Exercise details: Set out each line from the following listing that includes the word "DELEGADO".

Records for processing:
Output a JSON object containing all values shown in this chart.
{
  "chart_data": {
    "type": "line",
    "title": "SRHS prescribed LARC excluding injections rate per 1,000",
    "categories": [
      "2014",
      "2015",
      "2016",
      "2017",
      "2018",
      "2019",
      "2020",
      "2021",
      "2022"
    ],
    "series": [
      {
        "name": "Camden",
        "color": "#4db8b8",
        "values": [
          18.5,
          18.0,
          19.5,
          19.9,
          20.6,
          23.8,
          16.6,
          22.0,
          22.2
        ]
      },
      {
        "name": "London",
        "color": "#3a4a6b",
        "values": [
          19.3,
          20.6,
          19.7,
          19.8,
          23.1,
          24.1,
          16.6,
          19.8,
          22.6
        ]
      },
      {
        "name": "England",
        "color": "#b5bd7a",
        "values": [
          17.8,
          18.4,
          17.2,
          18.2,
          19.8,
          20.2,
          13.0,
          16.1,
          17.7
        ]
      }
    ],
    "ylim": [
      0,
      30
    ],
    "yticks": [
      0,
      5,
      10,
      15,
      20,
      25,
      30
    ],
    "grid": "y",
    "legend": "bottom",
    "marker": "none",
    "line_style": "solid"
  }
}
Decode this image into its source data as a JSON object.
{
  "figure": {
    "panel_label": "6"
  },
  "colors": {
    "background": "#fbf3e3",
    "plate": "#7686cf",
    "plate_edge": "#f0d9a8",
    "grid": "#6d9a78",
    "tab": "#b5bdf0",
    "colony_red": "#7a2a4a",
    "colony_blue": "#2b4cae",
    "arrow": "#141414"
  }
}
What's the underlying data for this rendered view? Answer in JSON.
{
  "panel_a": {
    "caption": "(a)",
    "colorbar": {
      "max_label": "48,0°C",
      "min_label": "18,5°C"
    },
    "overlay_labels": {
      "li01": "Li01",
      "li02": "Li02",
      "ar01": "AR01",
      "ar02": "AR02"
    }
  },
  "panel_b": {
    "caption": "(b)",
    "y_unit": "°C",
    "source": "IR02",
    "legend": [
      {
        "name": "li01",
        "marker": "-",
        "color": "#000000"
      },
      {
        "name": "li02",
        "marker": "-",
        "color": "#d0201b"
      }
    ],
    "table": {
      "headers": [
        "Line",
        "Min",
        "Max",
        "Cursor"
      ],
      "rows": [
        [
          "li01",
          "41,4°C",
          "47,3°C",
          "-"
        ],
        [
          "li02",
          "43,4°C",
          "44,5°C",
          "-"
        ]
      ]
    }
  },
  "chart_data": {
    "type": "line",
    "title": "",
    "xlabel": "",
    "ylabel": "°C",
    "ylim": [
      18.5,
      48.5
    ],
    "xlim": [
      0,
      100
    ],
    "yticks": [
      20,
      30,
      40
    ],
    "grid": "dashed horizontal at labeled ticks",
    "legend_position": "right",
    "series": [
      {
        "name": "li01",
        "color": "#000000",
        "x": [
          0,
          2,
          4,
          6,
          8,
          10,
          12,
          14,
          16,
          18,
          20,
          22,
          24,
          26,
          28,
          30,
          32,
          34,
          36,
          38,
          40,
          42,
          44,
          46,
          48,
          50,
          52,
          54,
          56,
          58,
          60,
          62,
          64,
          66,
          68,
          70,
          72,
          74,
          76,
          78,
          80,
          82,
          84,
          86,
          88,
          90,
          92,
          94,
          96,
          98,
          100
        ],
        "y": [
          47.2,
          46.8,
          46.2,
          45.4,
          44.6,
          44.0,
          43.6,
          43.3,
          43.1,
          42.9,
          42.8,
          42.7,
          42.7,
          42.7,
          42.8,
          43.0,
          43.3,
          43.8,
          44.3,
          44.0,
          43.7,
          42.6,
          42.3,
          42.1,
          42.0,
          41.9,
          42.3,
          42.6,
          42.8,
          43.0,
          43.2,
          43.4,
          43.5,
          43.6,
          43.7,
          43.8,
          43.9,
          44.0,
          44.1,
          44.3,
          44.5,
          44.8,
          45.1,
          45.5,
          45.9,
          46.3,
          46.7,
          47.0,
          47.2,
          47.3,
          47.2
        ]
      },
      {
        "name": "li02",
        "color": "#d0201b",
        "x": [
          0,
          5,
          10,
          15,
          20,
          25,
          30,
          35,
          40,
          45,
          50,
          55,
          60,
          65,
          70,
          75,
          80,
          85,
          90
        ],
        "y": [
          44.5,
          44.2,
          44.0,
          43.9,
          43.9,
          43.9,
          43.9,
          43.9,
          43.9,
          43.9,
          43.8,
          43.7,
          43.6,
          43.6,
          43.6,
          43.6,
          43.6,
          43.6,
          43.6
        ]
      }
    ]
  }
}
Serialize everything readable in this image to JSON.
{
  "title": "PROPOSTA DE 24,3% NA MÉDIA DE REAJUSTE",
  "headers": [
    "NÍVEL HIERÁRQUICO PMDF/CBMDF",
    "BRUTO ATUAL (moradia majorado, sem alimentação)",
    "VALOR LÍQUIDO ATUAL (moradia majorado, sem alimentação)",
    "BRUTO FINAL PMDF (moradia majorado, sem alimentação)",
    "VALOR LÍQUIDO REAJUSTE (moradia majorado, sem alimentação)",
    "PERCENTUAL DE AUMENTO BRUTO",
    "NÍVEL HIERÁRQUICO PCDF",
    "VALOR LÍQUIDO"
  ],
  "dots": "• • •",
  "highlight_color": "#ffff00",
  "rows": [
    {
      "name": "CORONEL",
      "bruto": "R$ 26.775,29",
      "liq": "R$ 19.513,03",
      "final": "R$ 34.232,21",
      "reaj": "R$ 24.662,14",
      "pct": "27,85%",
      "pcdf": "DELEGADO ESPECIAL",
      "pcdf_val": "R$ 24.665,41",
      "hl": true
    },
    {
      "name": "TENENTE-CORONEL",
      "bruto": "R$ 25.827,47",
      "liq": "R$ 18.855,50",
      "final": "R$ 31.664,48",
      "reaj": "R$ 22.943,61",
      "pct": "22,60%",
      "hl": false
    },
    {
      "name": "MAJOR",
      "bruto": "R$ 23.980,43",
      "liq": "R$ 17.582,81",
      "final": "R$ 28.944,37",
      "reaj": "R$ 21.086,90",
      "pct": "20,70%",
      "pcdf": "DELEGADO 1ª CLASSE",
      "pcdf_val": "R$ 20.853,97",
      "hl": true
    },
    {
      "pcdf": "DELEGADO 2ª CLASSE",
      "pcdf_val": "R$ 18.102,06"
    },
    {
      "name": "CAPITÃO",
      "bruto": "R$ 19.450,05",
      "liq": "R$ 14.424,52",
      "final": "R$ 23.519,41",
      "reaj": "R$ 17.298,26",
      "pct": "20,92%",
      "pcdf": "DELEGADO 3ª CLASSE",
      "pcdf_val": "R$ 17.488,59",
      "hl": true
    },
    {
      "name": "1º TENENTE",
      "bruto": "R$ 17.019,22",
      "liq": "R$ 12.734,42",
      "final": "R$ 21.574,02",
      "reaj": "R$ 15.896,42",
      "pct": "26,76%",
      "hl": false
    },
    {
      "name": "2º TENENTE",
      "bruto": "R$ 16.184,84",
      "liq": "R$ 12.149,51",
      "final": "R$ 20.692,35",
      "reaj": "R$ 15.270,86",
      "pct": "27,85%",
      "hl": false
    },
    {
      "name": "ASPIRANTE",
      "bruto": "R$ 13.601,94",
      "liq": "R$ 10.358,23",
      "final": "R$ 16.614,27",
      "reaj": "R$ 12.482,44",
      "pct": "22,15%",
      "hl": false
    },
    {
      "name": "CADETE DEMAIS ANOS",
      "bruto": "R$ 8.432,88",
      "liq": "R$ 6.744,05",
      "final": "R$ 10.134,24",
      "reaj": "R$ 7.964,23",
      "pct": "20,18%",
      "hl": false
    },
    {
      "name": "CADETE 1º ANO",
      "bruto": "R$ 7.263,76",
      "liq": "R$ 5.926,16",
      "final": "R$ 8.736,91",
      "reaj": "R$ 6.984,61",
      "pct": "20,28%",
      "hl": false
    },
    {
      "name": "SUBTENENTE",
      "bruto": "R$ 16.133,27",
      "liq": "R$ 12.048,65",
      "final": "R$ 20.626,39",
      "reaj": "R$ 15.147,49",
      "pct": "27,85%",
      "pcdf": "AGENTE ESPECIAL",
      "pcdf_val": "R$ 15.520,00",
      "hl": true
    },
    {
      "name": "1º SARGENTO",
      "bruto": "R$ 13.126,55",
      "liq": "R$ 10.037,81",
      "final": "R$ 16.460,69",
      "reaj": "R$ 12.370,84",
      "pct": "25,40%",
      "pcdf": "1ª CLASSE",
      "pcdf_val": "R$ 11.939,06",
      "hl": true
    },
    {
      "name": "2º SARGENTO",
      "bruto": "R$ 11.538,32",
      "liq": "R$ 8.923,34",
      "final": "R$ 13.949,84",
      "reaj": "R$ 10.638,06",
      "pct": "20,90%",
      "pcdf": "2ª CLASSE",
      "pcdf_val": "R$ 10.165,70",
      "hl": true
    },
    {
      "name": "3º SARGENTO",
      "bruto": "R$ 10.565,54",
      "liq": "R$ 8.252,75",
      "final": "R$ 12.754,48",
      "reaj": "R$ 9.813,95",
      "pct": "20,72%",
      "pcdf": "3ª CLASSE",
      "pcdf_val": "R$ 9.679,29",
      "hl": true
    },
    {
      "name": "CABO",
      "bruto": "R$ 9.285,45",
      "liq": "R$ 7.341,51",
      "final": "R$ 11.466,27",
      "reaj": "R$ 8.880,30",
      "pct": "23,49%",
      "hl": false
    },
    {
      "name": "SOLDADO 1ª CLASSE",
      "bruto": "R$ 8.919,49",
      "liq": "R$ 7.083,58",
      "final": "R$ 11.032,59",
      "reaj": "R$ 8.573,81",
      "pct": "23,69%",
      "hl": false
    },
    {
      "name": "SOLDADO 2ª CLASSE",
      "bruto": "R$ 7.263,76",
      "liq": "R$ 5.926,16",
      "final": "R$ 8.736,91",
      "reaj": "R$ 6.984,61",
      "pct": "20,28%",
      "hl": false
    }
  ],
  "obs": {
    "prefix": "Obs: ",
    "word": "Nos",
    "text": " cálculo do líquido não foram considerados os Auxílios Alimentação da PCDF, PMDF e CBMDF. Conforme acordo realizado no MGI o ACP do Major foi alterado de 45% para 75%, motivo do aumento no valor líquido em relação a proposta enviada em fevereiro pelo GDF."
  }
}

Response:
      "pcdf": "DELEGADO ESPECIAL",
      "pcdf": "DELEGADO 1ª CLASSE",
      "pcdf": "DELEGADO 2ª CLASSE",
      "pcdf": "DELEGADO 3ª CLASSE",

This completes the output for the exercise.